INPUT RECORDS.
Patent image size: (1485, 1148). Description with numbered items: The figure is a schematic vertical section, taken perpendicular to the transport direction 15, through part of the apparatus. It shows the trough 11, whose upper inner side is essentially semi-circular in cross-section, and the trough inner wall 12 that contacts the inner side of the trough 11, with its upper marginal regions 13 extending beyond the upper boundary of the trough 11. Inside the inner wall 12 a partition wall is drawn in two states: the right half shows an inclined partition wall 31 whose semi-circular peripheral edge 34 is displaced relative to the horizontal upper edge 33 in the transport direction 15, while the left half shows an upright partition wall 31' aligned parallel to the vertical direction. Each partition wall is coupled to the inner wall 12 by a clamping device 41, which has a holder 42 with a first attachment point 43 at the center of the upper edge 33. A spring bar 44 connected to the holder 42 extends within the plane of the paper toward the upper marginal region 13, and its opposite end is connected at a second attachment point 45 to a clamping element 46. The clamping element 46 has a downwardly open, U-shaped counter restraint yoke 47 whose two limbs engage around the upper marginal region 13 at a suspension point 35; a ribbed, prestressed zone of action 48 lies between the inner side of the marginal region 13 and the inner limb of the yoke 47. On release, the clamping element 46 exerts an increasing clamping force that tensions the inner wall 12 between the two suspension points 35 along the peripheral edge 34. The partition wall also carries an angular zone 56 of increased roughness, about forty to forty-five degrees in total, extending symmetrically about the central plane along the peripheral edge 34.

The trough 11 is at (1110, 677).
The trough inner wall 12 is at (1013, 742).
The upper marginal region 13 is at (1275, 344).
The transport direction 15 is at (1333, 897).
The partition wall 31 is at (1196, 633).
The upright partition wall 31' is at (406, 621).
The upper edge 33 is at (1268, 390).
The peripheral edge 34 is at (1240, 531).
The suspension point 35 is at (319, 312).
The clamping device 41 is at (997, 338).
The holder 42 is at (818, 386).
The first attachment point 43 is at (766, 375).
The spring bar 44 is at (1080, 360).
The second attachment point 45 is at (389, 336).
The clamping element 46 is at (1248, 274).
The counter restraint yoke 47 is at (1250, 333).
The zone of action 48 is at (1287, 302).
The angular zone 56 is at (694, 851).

WHAT THE TASK ASKS.
Format the items above as a two-column CSV with the header item,answer. Each item gets one row, with its text and its answer each in a single quoted field and any line breaks replaced by spaces.

RESPONSE.
item,answer
"Patent image size: (1485, 1148). Description with numbered items: The figure is a schematic vertical section, taken perpendicular to the transport direction 15, through part of the apparatus. It shows the trough 11, whose upper inner side is essentially semi-circular in cross-section, and the trough inner wall 12 that contacts the inner side of the trough 11, with its upper marginal regions 13 extending beyond the upper boundary of the trough 11. Inside the inner wall 12 a partition wall is drawn in two states: the right half shows an inclined partition wall 31 whose semi-circular peripheral edge 34 is displaced relative to the horizontal upper edge 33 in the transport direction 15, while the left half shows an upright partition wall 31' aligned parallel to the vertical direction. Each partition wall is coupled to the inner wall 12 by a clamping device 41, which has a holder 42 with a first attachment point 43 at the center of the upper edge 33. A spring bar 44 connected to the holder 42 extends within the plane of the paper toward the upper marginal region 13, and its opposite end is connected at a second attachment point 45 to a clamping element 46. The clamping element 46 has a downwardly open, U-shaped counter restraint yoke 47 whose two limbs engage around the upper marginal region 13 at a suspension point 35; a ribbed, prestressed zone of action 48 lies between the inner side of the marginal region 13 and the inner limb of the yoke 47. On release, the clamping element 46 exerts an increasing clamping force that tensions the inner wall 12 between the two suspension points 35 along the peripheral edge 34. The partition wall also carries an angular zone 56 of increased roughness, about forty to forty-five degrees in total, extending symmetrically about the central plane along the peripheral edge 34.","The trough 11 is at (1110, 677). The trough inner wall 12 is at (1013, 742). The upper marginal region 13 is at (1275, 344). The transport direction 15 is at (1333, 897). The partition wall 31 is at (1196, 633). The upright partition wall 31' is at (406, 621). The upper edge 33 is at (1268, 390). The peripheral edge 34 is at (1240, 531). The suspension point 35 is at (319, 312). The clamping device 41 is at (997, 338). The holder 42 is at (818, 386). The first attachment point 43 is at (766, 375). The spring bar 44 is at (1080, 360). The second attachment point 45 is at (389, 336). The clamping element 46 is at (1248, 274). The counter restraint yoke 47 is at (1250, 333). The zone of action 48 is at (1287, 302). The angular zone 56 is at (694, 851)."